### Task prompt
An exact copy of all the data is required, with pictures left out.

### Extracted entries
----------------

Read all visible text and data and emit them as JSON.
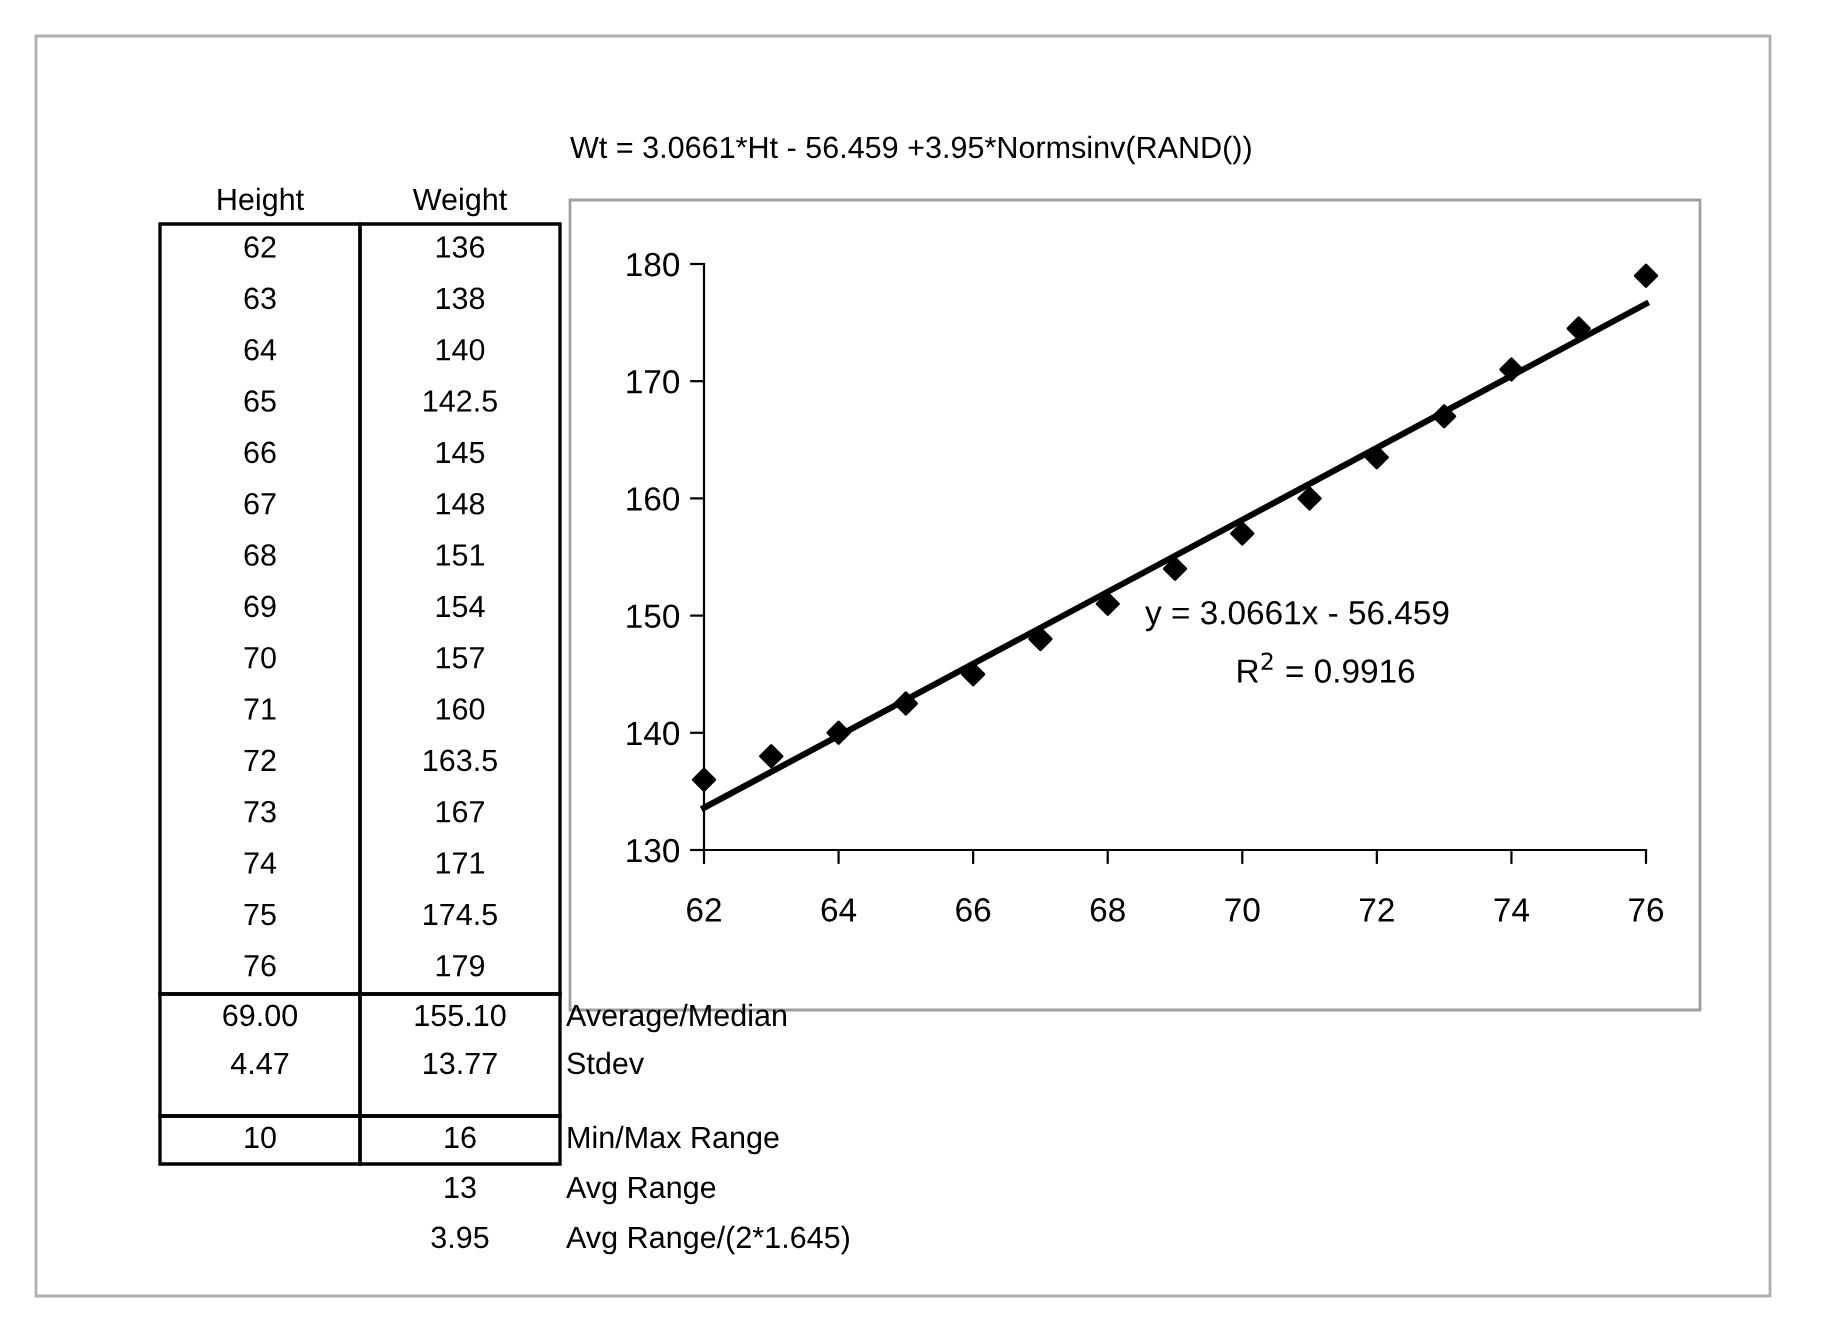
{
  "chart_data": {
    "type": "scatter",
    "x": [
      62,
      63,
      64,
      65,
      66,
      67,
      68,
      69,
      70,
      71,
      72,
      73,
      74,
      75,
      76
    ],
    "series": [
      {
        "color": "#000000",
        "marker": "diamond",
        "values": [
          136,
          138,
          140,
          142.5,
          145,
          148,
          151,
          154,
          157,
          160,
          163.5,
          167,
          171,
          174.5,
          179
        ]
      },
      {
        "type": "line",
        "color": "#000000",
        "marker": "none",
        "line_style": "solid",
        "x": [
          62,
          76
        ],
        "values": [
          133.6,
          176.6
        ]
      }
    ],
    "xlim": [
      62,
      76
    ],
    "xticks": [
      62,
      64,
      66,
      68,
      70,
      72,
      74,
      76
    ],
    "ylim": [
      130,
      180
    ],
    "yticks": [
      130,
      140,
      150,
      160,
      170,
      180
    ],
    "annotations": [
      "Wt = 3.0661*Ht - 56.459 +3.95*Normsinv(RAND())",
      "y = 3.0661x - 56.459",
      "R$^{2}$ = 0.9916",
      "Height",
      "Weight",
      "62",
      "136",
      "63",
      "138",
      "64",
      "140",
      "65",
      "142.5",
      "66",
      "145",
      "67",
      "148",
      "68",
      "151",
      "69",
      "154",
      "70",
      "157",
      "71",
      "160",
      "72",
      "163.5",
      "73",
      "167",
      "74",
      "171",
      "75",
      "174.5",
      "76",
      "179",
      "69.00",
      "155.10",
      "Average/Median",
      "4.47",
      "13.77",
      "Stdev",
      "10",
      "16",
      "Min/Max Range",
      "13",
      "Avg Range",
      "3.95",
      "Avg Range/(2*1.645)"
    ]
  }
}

----------------

### Right answer
Read all visible text and data and emit them as JSON.
{
  "chart_data": {
    "type": "scatter",
    "x": [
      62,
      63,
      64,
      65,
      66,
      67,
      68,
      69,
      70,
      71,
      72,
      73,
      74,
      75,
      76
    ],
    "series": [
      {
        "color": "#000000",
        "marker": "diamond",
        "values": [
          136,
          138,
          140,
          142.5,
          145,
          148,
          151,
          154,
          157,
          160,
          163.5,
          167,
          171,
          174.5,
          179
        ]
      },
      {
        "type": "line",
        "color": "#000000",
        "marker": "none",
        "line_style": "solid",
        "x": [
          62,
          76
        ],
        "values": [
          133.6,
          176.6
        ]
      }
    ],
    "xlim": [
      62,
      76
    ],
    "xticks": [
      62,
      64,
      66,
      68,
      70,
      72,
      74,
      76
    ],
    "ylim": [
      130,
      180
    ],
    "yticks": [
      130,
      140,
      150,
      160,
      170,
      180
    ],
    "annotations": [
      "Wt = 3.0661*Ht - 56.459 +3.95*Normsinv(RAND())",
      "y = 3.0661x - 56.459",
      "R$^{2}$ = 0.9916",
      "Height",
      "Weight",
      "62",
      "136",
      "63",
      "138",
      "64",
      "140",
      "65",
      "142.5",
      "66",
      "145",
      "67",
      "148",
      "68",
      "151",
      "69",
      "154",
      "70",
      "157",
      "71",
      "160",
      "72",
      "163.5",
      "73",
      "167",
      "74",
      "171",
      "75",
      "174.5",
      "76",
      "179",
      "69.00",
      "155.10",
      "Average/Median",
      "4.47",
      "13.77",
      "Stdev",
      "10",
      "16",
      "Min/Max Range",
      "13",
      "Avg Range",
      "3.95",
      "Avg Range/(2*1.645)"
    ]
  }
}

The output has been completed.